[DO THIS]
Copy out all lines of the records in which the word "billion" appears.

== GIVEN ENTRIES ==

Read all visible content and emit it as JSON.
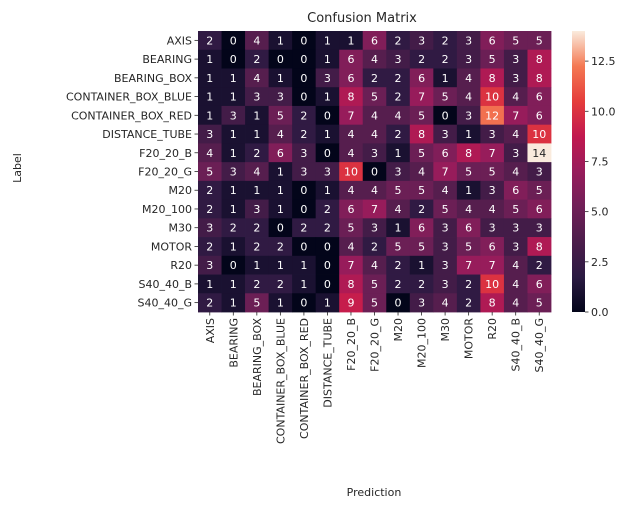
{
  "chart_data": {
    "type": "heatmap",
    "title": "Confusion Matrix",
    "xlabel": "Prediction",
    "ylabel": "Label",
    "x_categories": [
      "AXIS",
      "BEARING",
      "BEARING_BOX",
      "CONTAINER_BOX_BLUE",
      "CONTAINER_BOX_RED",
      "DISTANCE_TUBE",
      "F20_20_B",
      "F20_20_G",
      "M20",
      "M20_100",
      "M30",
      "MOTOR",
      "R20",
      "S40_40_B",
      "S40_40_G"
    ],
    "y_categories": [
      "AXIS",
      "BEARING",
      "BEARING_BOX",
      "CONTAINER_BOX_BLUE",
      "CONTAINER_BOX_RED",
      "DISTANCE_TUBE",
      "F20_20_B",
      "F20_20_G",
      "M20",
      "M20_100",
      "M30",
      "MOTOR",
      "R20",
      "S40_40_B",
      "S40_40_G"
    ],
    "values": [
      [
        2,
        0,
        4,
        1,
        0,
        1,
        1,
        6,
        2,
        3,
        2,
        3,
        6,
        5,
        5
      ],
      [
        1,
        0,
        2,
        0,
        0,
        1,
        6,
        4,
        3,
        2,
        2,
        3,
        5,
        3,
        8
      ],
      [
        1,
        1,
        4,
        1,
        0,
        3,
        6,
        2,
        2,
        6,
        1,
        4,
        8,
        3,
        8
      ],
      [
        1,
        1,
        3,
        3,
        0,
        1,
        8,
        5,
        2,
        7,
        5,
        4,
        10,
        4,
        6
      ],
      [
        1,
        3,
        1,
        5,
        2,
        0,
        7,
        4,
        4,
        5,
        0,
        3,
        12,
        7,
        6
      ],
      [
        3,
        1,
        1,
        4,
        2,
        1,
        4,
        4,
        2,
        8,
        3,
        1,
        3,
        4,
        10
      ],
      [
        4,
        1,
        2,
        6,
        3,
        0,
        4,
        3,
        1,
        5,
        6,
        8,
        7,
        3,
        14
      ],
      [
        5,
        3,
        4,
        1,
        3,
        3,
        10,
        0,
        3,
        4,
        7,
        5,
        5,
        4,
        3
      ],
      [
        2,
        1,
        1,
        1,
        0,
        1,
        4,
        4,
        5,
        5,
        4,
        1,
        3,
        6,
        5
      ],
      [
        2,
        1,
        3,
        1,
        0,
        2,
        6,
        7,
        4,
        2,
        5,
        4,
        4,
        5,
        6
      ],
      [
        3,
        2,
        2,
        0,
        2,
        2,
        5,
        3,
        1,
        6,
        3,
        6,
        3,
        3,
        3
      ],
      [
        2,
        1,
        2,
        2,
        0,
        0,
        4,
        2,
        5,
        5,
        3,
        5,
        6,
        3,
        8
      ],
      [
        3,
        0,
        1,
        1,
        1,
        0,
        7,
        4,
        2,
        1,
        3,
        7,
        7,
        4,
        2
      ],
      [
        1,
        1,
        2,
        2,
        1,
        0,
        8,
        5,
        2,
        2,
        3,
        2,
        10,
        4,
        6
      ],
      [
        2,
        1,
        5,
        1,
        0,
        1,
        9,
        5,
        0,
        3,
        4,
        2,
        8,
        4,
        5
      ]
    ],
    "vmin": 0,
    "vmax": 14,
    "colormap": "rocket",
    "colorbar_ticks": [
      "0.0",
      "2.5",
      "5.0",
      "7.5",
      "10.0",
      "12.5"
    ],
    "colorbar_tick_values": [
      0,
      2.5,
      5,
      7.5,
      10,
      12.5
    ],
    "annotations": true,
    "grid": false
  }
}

===
== GIVEN ENTRIES ==

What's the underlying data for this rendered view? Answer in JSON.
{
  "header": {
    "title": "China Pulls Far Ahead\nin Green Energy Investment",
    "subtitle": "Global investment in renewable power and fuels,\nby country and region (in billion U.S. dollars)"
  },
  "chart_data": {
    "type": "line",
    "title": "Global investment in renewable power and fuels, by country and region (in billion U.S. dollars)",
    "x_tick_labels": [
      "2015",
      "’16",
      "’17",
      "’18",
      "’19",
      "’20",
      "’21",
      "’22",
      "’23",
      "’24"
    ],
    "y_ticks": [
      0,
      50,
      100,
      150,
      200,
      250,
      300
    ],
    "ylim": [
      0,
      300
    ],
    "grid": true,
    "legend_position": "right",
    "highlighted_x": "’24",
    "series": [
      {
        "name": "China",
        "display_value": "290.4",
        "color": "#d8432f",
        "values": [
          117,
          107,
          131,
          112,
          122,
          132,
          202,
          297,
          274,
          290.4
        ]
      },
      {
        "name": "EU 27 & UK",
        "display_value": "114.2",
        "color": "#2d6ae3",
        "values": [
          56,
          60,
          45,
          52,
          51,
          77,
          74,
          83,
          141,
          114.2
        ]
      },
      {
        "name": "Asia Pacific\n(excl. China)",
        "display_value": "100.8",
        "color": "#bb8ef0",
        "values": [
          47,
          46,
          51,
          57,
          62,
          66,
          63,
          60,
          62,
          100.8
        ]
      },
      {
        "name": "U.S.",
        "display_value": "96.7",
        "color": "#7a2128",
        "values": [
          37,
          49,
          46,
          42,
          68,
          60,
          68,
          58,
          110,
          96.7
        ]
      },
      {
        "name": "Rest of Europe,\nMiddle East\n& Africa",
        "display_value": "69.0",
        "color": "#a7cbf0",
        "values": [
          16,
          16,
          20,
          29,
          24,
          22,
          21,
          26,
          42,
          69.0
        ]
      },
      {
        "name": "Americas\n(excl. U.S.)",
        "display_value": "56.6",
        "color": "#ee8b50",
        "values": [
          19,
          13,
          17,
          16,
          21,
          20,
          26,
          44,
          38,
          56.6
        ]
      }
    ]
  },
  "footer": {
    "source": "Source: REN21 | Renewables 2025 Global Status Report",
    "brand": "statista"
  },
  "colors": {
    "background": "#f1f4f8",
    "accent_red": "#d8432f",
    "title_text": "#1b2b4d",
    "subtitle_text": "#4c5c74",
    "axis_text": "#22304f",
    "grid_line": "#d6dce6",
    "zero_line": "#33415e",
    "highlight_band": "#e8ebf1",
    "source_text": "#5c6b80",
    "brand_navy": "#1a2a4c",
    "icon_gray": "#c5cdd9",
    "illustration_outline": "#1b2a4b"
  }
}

===
== GIVEN ENTRIES ==

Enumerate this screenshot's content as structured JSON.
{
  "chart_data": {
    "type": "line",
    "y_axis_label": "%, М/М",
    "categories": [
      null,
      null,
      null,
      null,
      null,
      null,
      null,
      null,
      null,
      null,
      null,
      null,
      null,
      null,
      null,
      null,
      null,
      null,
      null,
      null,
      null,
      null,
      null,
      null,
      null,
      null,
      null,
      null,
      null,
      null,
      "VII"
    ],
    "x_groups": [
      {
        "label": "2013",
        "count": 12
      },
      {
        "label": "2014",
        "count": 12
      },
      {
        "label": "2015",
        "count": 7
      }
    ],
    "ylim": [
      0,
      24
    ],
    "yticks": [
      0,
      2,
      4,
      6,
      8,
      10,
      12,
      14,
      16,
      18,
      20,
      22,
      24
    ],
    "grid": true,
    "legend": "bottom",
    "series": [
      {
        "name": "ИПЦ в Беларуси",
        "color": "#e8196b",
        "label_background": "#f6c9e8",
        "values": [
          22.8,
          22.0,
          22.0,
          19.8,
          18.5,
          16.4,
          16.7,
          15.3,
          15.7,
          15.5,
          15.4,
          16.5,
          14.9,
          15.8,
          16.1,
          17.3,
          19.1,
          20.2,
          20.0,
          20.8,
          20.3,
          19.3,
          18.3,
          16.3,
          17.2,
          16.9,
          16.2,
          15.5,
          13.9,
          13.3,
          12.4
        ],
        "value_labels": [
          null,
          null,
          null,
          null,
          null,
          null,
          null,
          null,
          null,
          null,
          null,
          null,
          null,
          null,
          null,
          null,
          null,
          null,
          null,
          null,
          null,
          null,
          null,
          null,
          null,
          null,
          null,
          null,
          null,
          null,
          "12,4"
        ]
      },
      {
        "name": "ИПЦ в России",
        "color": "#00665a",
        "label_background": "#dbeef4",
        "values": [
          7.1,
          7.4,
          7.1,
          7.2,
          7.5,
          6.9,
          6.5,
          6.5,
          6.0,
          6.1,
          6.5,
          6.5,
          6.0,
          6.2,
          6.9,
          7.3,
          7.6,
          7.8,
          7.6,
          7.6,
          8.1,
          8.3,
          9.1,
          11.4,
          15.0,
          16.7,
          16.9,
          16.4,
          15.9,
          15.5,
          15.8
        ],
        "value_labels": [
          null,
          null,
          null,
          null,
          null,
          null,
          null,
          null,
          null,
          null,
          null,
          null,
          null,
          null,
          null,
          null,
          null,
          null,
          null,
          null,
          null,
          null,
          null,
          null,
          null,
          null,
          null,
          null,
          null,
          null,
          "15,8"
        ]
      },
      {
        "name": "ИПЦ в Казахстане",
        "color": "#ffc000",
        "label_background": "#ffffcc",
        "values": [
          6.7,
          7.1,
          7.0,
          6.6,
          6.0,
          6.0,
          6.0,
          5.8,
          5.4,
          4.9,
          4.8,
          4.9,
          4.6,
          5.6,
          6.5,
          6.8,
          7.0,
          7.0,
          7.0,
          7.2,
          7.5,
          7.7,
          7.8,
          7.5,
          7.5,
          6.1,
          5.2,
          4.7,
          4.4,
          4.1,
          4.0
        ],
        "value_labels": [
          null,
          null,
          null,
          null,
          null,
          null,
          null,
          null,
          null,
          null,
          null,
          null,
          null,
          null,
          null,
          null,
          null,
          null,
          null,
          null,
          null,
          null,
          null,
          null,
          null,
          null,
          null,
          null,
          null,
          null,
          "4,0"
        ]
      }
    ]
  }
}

===

[RESPONSE]
    "subtitle": "Global investment in renewable power and fuels,\nby country and region (in billion U.S. dollars)"
    "title": "Global investment in renewable power and fuels, by country and region (in billion U.S. dollars)",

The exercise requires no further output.